The request:
Give the number of lines in the data that hold the word "TriGen", and nothing else.

(Data items)
+++

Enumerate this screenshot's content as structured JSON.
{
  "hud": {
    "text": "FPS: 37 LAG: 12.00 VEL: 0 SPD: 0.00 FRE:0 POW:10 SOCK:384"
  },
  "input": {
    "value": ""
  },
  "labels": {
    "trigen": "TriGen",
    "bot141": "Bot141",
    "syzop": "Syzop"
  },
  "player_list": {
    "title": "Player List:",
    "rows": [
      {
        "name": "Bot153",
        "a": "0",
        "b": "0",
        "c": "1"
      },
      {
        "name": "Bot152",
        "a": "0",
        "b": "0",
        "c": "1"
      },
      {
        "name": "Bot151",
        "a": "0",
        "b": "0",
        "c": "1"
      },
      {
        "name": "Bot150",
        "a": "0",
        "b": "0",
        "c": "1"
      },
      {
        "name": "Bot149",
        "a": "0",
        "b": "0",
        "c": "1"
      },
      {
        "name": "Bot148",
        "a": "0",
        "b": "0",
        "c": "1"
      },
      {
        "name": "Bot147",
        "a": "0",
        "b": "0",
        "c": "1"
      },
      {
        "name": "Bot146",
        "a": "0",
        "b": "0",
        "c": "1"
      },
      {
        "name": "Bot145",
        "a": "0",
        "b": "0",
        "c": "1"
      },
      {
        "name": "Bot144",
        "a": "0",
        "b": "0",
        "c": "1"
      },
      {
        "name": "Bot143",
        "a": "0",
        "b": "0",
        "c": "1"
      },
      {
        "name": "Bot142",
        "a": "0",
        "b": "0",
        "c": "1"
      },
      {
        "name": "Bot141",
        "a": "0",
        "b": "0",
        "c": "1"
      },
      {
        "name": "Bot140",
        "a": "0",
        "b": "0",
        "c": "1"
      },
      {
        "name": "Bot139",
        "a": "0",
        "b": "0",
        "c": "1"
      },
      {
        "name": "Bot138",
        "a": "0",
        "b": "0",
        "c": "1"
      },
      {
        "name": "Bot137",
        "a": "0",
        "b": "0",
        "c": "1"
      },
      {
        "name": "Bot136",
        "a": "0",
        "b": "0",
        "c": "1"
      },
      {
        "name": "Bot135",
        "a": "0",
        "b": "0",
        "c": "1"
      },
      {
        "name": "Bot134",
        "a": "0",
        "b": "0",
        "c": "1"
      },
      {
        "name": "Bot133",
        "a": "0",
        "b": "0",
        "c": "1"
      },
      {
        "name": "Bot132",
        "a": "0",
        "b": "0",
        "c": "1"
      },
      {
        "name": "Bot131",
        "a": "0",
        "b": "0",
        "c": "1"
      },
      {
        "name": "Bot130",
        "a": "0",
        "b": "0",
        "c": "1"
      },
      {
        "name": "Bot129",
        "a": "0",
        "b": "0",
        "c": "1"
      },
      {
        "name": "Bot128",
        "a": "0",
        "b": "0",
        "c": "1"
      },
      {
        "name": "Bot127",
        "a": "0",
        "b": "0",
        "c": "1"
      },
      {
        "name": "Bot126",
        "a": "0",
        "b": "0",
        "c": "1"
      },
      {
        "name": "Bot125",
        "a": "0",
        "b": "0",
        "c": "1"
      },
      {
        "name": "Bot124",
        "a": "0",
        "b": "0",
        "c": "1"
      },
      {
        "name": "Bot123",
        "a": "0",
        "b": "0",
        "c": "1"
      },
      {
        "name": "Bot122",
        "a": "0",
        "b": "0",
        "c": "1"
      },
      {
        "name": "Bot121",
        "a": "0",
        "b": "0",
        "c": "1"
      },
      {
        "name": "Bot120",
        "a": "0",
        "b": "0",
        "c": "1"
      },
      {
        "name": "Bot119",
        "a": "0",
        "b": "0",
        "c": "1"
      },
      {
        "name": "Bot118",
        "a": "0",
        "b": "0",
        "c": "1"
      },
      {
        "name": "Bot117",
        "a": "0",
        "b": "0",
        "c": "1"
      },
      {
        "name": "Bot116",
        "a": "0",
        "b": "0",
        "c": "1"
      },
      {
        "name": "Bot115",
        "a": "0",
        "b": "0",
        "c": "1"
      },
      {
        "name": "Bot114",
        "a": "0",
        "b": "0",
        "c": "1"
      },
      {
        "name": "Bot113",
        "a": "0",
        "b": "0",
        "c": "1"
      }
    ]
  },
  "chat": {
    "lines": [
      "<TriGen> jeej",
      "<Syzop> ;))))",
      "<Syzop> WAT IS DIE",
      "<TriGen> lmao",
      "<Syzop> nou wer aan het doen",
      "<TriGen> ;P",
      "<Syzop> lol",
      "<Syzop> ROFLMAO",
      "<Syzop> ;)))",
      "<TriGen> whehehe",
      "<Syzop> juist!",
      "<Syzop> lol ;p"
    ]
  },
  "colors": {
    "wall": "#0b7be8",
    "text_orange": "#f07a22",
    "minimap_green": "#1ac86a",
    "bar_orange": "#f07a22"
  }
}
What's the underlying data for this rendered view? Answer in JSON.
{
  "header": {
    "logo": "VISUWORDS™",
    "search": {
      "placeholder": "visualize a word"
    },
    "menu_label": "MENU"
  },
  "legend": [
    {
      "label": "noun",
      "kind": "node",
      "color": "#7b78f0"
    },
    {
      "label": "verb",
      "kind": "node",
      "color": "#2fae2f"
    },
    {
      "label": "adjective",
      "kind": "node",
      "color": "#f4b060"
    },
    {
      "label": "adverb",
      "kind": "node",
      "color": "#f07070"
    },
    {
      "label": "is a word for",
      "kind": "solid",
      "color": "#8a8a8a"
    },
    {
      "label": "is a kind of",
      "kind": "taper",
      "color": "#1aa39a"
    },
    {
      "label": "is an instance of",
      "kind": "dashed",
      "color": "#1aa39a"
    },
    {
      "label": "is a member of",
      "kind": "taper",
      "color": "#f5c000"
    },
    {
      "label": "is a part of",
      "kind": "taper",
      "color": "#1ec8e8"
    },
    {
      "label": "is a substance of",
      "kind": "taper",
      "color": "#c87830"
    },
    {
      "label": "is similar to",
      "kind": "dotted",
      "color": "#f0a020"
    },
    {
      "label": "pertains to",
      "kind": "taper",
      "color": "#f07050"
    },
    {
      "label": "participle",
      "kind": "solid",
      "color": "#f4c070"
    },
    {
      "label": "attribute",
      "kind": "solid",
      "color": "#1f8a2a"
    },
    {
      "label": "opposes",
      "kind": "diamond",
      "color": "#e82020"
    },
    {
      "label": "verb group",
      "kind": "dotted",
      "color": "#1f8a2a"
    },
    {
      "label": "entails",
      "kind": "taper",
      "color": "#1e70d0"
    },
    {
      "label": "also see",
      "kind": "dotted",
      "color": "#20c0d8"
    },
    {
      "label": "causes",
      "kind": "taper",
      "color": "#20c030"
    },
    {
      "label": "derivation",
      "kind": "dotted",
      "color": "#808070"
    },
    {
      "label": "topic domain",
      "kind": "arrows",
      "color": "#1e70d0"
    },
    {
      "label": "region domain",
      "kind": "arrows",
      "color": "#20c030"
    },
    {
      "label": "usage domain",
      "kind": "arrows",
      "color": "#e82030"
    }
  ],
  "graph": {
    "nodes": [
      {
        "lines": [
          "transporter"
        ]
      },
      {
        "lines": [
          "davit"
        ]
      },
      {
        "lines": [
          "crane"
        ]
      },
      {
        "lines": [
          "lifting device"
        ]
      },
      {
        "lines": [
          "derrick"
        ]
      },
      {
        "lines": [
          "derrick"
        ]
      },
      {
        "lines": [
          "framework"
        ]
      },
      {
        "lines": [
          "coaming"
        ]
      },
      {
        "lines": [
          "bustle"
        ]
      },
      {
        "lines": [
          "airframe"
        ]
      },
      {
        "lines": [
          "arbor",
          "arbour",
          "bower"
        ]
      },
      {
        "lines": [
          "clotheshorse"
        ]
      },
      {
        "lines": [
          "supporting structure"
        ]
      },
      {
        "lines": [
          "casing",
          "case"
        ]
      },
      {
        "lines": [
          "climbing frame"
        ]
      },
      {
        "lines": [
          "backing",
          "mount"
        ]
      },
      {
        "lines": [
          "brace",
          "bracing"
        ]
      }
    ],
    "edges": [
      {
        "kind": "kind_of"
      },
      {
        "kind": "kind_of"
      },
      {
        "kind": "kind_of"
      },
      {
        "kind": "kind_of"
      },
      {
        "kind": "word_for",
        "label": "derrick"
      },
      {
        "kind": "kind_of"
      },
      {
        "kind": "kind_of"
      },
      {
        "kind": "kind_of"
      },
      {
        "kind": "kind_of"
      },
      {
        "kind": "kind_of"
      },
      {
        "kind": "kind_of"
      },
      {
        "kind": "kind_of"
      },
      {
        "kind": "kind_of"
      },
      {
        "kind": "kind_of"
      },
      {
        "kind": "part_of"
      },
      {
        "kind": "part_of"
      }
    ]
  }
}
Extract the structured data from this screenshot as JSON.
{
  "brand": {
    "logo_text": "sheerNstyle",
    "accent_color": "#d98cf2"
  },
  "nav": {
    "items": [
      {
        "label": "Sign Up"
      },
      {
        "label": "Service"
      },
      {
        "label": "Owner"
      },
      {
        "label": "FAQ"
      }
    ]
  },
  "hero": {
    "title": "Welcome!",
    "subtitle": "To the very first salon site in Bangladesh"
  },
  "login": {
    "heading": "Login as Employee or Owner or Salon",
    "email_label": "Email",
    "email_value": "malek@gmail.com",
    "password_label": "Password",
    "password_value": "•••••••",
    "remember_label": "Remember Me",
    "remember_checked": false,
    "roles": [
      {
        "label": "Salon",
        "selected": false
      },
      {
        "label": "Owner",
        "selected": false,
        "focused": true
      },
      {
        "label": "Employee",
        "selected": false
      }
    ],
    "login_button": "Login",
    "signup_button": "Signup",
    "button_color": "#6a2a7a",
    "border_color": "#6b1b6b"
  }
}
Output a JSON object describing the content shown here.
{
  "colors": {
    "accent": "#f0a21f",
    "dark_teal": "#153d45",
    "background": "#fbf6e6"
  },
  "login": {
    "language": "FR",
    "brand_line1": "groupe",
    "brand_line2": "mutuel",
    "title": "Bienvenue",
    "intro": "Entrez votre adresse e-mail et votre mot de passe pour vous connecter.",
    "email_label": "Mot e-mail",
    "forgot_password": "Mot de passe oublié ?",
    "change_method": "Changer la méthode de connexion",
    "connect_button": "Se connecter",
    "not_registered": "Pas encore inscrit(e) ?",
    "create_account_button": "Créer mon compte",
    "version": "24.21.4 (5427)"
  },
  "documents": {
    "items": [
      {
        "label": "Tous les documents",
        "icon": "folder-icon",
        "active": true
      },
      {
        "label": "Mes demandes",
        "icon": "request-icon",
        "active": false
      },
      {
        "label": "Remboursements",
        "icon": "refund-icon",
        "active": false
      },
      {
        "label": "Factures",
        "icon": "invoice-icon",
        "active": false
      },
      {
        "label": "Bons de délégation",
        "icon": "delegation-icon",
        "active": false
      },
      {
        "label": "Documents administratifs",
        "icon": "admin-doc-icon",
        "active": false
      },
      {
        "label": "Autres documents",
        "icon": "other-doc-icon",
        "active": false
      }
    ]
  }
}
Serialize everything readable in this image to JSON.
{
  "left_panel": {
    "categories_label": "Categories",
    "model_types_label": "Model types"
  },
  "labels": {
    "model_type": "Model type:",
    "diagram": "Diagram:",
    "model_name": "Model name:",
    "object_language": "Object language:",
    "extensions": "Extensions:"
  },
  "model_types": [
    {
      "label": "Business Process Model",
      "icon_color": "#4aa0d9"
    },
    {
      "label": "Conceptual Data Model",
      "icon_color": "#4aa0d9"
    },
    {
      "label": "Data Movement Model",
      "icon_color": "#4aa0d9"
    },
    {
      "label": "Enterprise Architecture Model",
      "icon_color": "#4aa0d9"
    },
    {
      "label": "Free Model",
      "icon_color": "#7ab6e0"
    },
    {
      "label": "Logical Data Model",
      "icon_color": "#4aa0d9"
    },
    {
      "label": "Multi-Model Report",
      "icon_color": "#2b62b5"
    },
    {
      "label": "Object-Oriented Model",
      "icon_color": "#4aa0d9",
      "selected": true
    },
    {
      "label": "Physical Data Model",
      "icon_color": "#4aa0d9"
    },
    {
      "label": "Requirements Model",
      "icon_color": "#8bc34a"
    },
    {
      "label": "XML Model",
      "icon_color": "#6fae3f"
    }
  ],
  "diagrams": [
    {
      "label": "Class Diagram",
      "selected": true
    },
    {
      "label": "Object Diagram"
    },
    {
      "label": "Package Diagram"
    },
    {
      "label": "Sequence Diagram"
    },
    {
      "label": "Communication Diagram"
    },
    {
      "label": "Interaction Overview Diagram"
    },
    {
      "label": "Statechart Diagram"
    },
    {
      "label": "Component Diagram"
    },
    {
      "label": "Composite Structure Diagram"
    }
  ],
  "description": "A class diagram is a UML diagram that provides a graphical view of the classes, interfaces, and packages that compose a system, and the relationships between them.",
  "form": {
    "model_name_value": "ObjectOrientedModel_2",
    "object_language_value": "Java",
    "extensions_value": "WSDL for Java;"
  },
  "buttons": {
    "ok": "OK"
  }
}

+++

Output of the exercise:
5